** BEGIN Given records **

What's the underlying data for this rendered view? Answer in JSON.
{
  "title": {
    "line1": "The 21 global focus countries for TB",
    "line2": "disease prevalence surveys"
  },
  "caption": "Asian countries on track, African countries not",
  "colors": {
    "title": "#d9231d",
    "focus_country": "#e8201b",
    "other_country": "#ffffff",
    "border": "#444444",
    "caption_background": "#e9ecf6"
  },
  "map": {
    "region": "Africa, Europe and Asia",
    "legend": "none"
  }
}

** END Given records **

_The request_
Print all of the entries exactly as they are written.

_Expected answer_
What's the underlying data for this rendered view? Answer in JSON.
{
  "title": {
    "line1": "The 21 global focus countries for TB",
    "line2": "disease prevalence surveys"
  },
  "caption": "Asian countries on track, African countries not",
  "colors": {
    "title": "#d9231d",
    "focus_country": "#e8201b",
    "other_country": "#ffffff",
    "border": "#444444",
    "caption_background": "#e9ecf6"
  },
  "map": {
    "region": "Africa, Europe and Asia",
    "legend": "none"
  }
}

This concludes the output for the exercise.